Texto citado:

Nunca devemos esquecer que
ao habitar entre nós, Jesus foi um homem judeu do século I, e por isso,
partilhava da aparência e de muitos costumes do seu povo. Como personagem
histórico, é mencionado por autores como o judeu Flávio Josefo e os romanos,
Tácito e Plínio (o moço). Mas é na Escritura que temos a maior informação
acerca do Cristo, sobretudo nos Evangelhos que relatam seu ministério terreno
até a sua morte e ressurreição. No Evangelho escrito por Lucas, por exemplo,
vemos que ele trata sua escrita como um trabalho historiográfico:


Muitos já se dedicaram a elaborar um relato dos fatos que se cumpriram
entre nós, conforme nos foram transmitidos por aqueles que desde o início foram
testemunhas oculares e servos da palavra. Eu mesmo investiguei tudo cuidadosamente,
desde o começo, e decidi escrever-te um relato ordenado, ó excelentíssimo
Teófilo, para que tenhas a certeza das coisas que te foram ensinadas
”. – 
Lucas 1:1-4



Sua narrativa era
endereçada a um homem chamado Teófilo, sobre o qual não temos muitas
informações. Além do evangelho, o livro de Atos dá continuidade ao relato,
objeto de uma acurada pesquisa. Lucas assim escreve ao seu destinatário:


Em meu livro anterior, Teófilo, escrevi a respeito de tudo o que Jesus
começou a fazer e a ensinar, até o dia em que foi elevado ao céu, depois de ter
dado instruções por meio do Espírito Santo aos apóstolos que havia escolhido.

Tarefa proposta 1: Reescreva o trecho das linhas fornecidas que vai do início até a linha que contém "y-tick-label: 0.6 xyxy=(30,643,53,664)", trocando "y-tick-label" por "rótulo-eixo-y" e mantendo todo o resto igual.
O texto citado não tem nenhuma relação com as linhas fornecidas.

Linhas fornecidas:
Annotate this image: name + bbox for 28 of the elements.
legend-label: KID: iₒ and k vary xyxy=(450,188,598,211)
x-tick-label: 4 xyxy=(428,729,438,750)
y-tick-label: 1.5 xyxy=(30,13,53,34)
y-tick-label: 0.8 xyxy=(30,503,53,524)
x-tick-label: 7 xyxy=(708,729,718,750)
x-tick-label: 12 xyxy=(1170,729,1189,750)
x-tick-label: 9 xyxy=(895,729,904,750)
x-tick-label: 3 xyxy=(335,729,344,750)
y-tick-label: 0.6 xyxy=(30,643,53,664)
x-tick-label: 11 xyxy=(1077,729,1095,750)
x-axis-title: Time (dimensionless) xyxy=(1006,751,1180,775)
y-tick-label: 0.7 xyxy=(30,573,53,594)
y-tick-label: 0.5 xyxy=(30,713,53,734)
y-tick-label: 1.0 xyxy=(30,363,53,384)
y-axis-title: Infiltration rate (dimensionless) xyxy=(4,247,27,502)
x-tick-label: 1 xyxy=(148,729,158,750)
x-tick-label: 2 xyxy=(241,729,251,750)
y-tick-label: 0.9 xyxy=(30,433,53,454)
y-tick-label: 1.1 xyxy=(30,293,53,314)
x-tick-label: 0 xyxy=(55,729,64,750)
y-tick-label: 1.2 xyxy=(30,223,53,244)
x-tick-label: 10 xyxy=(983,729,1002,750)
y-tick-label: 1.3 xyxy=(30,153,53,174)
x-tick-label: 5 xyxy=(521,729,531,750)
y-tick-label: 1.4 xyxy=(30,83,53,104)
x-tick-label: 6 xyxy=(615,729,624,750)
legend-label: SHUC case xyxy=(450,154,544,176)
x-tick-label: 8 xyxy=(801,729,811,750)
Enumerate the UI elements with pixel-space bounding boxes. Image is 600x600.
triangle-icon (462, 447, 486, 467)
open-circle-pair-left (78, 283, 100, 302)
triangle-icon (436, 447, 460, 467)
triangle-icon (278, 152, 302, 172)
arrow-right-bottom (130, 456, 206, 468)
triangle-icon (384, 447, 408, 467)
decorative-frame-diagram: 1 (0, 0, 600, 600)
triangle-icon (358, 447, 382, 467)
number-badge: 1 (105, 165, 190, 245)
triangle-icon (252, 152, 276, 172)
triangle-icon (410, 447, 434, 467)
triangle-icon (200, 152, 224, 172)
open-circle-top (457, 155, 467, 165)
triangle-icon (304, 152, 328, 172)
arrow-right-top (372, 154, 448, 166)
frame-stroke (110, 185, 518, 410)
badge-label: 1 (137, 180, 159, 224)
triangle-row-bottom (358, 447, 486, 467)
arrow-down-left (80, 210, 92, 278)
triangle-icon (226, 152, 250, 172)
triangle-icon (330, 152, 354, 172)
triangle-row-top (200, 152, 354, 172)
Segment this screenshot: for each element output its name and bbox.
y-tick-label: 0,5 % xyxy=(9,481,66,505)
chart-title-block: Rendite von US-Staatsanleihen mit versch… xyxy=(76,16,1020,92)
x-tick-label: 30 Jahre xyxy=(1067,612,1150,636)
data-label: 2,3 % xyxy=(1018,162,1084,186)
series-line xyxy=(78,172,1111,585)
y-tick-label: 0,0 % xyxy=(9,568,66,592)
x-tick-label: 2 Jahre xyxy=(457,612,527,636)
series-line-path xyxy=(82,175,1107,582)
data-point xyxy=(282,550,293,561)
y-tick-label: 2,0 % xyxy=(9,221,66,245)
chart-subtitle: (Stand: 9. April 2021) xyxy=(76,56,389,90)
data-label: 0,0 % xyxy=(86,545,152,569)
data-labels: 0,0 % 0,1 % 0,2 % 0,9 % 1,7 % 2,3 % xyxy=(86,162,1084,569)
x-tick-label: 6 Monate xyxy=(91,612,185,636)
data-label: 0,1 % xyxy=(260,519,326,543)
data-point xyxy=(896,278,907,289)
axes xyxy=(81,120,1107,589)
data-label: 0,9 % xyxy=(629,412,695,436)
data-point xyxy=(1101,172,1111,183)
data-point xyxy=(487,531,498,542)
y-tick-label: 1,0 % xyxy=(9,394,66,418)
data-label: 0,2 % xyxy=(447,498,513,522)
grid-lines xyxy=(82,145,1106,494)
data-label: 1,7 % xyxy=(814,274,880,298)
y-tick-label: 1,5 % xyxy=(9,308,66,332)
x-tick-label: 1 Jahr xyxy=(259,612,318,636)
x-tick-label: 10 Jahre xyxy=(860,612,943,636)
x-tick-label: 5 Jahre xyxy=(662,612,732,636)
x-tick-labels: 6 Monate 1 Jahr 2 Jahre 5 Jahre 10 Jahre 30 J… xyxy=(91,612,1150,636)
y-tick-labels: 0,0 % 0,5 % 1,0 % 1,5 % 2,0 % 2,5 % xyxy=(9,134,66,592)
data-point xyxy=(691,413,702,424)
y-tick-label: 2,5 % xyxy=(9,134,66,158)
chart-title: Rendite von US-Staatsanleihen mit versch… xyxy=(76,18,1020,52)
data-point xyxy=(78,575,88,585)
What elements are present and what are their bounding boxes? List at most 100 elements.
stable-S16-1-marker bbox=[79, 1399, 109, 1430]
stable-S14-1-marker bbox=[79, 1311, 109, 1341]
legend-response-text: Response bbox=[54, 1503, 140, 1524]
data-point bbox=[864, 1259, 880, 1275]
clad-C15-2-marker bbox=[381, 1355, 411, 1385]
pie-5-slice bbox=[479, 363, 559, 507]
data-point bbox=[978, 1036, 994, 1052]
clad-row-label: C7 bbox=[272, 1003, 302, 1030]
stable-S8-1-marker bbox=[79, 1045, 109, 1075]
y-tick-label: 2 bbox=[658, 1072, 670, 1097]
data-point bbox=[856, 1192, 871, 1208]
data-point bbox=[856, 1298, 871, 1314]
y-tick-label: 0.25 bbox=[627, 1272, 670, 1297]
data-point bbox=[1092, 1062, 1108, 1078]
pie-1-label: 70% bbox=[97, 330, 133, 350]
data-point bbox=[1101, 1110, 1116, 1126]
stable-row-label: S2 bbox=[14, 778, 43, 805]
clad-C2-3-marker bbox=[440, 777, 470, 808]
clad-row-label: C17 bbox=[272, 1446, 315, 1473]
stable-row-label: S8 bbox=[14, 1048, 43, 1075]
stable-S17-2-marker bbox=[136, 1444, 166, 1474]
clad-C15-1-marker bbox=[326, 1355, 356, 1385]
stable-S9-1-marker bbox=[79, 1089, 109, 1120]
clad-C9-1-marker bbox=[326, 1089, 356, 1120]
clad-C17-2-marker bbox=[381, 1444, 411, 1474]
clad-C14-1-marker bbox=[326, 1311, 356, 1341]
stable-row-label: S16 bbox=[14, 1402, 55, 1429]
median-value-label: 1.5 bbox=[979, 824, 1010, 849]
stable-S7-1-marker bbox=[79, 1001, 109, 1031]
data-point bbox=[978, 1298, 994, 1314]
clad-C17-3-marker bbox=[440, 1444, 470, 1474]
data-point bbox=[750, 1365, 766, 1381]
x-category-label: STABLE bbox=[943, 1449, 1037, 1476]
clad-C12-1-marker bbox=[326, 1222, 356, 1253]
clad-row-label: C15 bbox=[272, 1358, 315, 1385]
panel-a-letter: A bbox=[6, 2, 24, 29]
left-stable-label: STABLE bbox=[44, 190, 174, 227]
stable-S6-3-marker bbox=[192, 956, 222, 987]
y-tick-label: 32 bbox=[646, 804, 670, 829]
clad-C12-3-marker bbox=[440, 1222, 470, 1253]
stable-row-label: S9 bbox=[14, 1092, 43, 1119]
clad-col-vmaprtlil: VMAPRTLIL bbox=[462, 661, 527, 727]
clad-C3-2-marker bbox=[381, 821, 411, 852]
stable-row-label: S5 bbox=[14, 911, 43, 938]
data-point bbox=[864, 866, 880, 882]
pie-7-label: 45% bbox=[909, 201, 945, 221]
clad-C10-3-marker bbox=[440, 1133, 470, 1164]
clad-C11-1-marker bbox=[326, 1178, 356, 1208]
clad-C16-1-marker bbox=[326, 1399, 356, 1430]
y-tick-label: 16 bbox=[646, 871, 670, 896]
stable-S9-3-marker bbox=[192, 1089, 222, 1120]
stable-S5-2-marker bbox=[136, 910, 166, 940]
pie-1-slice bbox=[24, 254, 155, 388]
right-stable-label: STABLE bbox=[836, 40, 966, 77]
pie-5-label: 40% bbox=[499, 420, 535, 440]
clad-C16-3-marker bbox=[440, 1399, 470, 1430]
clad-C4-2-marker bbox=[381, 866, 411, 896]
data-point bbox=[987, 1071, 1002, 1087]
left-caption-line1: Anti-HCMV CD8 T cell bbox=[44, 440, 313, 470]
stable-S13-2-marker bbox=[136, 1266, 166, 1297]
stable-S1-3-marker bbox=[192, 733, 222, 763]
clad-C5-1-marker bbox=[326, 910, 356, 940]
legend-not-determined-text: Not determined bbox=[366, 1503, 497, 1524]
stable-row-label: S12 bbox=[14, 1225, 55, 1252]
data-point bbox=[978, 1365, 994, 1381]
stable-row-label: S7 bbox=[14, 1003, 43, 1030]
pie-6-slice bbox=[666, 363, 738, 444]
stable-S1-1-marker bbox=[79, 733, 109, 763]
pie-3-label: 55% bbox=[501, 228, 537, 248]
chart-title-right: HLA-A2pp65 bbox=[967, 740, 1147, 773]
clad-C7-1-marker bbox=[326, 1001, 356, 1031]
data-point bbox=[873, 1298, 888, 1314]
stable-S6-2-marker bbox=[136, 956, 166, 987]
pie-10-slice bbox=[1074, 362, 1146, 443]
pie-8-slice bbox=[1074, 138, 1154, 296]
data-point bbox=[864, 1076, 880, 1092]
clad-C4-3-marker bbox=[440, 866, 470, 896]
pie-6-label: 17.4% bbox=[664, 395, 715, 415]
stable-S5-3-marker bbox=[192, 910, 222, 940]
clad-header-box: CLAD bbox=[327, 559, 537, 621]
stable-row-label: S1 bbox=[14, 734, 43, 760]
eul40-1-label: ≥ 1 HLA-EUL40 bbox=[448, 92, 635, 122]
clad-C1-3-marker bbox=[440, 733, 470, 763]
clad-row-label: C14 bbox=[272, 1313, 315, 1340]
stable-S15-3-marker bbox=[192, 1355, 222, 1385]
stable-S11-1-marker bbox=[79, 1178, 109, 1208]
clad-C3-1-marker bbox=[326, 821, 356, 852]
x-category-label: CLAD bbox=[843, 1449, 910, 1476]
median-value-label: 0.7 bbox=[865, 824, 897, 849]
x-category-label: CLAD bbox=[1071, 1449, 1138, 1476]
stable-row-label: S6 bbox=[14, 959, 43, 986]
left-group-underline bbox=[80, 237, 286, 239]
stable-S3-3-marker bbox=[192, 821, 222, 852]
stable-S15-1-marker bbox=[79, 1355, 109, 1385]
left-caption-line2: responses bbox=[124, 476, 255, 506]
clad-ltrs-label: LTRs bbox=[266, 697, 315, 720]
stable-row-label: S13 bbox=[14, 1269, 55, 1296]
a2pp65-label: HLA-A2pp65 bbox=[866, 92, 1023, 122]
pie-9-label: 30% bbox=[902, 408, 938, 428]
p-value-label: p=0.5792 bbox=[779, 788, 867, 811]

Tarefa proposta 2: Dê continuidade ao texto sobre o relato de Lucas a partir do ponto em que ele termina.

Resposta do exercício 1:
Annotate this image: name + bbox for 28 of the elements.
legend-label: KID: iₒ and k vary xyxy=(450,188,598,211)
x-tick-label: 4 xyxy=(428,729,438,750)
rótulo-eixo-y: 1.5 xyxy=(30,13,53,34)
rótulo-eixo-y: 0.8 xyxy=(30,503,53,524)
x-tick-label: 7 xyxy=(708,729,718,750)
x-tick-label: 12 xyxy=(1170,729,1189,750)
x-tick-label: 9 xyxy=(895,729,904,750)
x-tick-label: 3 xyxy=(335,729,344,750)
rótulo-eixo-y: 0.6 xyxy=(30,643,53,664)

Resposta do exercício 2:
Depois do seu sofrimento, Jesus apresentou-se a eles e deu-lhes muitas provas
indiscutíveis de que estava vivo. Apareceu-lhes por um período de quarenta dias
falando-lhes acerca do Reino de Deus
”. – 
Atos 1:1-3



Como pudemos ler, os fatos
narrados são comprovados por testemunhas oculares, e os relatos foram
repassados via tradição oral. Assim concluímos que o Jesus da Escritura é o
Jesus da História, que habitou entre nós, como um de nós.

O
MILAGRE DA ENCARNAÇÃO

Jesus entra na História
através de um milagre. Ao encarnar, sua concepção não se dá por meio natural.
Maria, uma jovem judia tem em seu ventre um embrião que não é fruto de uma relação
carnal. Jesus foi concebido por obra do Espírito Santo e com isso a profecia do
Antigo Testamento se cumpre (Isaías 7.14).

Algumas pessoas caçoam
desta informação bíblica e chegam a questionar a inteligência de quem crê na
concepção virginal. Detratores do Evangelho já afirmaram que Maria engravidou
de um soldado romano, o que seria ultrajante para ela e para José, seu noivo.
Mas, a tentativa de macular o relato bíblico é fraca de evidências, ficando no
campo da especulação barata. Outra impossibilidade dos zombadores é a de provar
que a concepção sobrenatural não poderia ocorrer. Eles podem até alegar o que
já sabemos: que bebês nascem através do ato sexual de um homem com uma mulher.
Todavia, não podem provar a inexistência de um milagre.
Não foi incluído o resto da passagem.